Copy the records below exactly, leaving out every picture.

Dataset content:
— Begin —
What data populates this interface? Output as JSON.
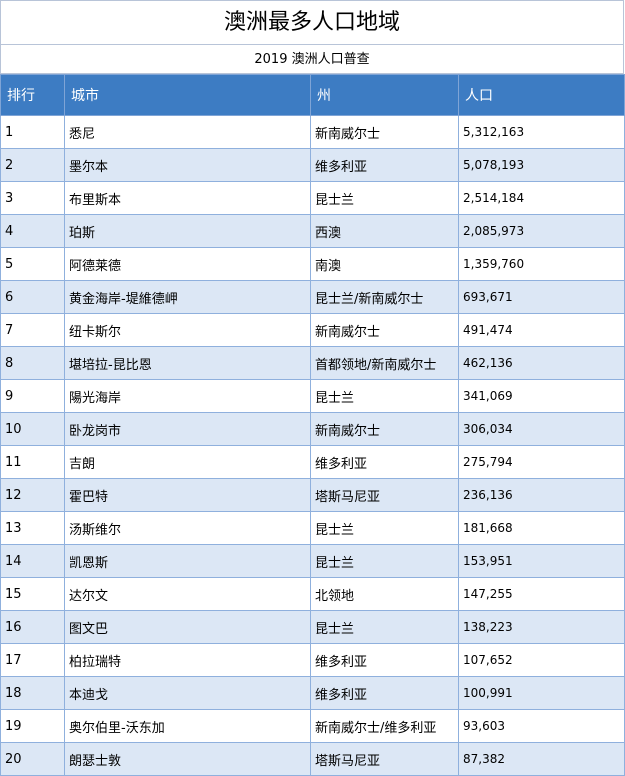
{
  "title": "澳洲最多人口地域",
  "subtitle": "2019 澳洲人口普查",
  "colors": {
    "header_bg": "#3d7cc3",
    "stripe": "#dce7f5",
    "grid": "#8fb0dd"
  },
  "columns": [
    "排行",
    "城市",
    "州",
    "人口"
  ],
  "rows": [
    [
      "1",
      "悉尼",
      "新南威尔士",
      "5,312,163"
    ],
    [
      "2",
      "墨尔本",
      "维多利亚",
      "5,078,193"
    ],
    [
      "3",
      "布里斯本",
      "昆士兰",
      "2,514,184"
    ],
    [
      "4",
      "珀斯",
      "西澳",
      "2,085,973"
    ],
    [
      "5",
      "阿德莱德",
      "南澳",
      "1,359,760"
    ],
    [
      "6",
      "黄金海岸-堤維德岬",
      "昆士兰/新南威尔士",
      "693,671"
    ],
    [
      "7",
      "纽卡斯尔",
      "新南威尔士",
      "491,474"
    ],
    [
      "8",
      "堪培拉-昆比恩",
      "首都领地/新南威尔士",
      "462,136"
    ],
    [
      "9",
      "陽光海岸",
      "昆士兰",
      "341,069"
    ],
    [
      "10",
      "卧龙岗市",
      "新南威尔士",
      "306,034"
    ],
    [
      "11",
      "吉朗",
      "维多利亚",
      "275,794"
    ],
    [
      "12",
      "霍巴特",
      "塔斯马尼亚",
      "236,136"
    ],
    [
      "13",
      "汤斯维尔",
      "昆士兰",
      "181,668"
    ],
    [
      "14",
      "凯恩斯",
      "昆士兰",
      "153,951"
    ],
    [
      "15",
      "达尔文",
      "北领地",
      "147,255"
    ],
    [
      "16",
      "图文巴",
      "昆士兰",
      "138,223"
    ],
    [
      "17",
      "柏拉瑞特",
      "维多利亚",
      "107,652"
    ],
    [
      "18",
      "本迪戈",
      "维多利亚",
      "100,991"
    ],
    [
      "19",
      "奥尔伯里-沃东加",
      "新南威尔士/维多利亚",
      "93,603"
    ],
    [
      "20",
      "朗瑟士敦",
      "塔斯马尼亚",
      "87,382"
    ]
  ]
}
— End —
Solution:
What data populates this interface? Output as JSON.
{
  "title": "澳洲最多人口地域",
  "subtitle": "2019 澳洲人口普查",
  "colors": {
    "header_bg": "#3d7cc3",
    "stripe": "#dce7f5",
    "grid": "#8fb0dd"
  },
  "columns": [
    "排行",
    "城市",
    "州",
    "人口"
  ],
  "rows": [
    [
      "1",
      "悉尼",
      "新南威尔士",
      "5,312,163"
    ],
    [
      "2",
      "墨尔本",
      "维多利亚",
      "5,078,193"
    ],
    [
      "3",
      "布里斯本",
      "昆士兰",
      "2,514,184"
    ],
    [
      "4",
      "珀斯",
      "西澳",
      "2,085,973"
    ],
    [
      "5",
      "阿德莱德",
      "南澳",
      "1,359,760"
    ],
    [
      "6",
      "黄金海岸-堤維德岬",
      "昆士兰/新南威尔士",
      "693,671"
    ],
    [
      "7",
      "纽卡斯尔",
      "新南威尔士",
      "491,474"
    ],
    [
      "8",
      "堪培拉-昆比恩",
      "首都领地/新南威尔士",
      "462,136"
    ],
    [
      "9",
      "陽光海岸",
      "昆士兰",
      "341,069"
    ],
    [
      "10",
      "卧龙岗市",
      "新南威尔士",
      "306,034"
    ],
    [
      "11",
      "吉朗",
      "维多利亚",
      "275,794"
    ],
    [
      "12",
      "霍巴特",
      "塔斯马尼亚",
      "236,136"
    ],
    [
      "13",
      "汤斯维尔",
      "昆士兰",
      "181,668"
    ],
    [
      "14",
      "凯恩斯",
      "昆士兰",
      "153,951"
    ],
    [
      "15",
      "达尔文",
      "北领地",
      "147,255"
    ],
    [
      "16",
      "图文巴",
      "昆士兰",
      "138,223"
    ],
    [
      "17",
      "柏拉瑞特",
      "维多利亚",
      "107,652"
    ],
    [
      "18",
      "本迪戈",
      "维多利亚",
      "100,991"
    ],
    [
      "19",
      "奥尔伯里-沃东加",
      "新南威尔士/维多利亚",
      "93,603"
    ],
    [
      "20",
      "朗瑟士敦",
      "塔斯马尼亚",
      "87,382"
    ]
  ]
}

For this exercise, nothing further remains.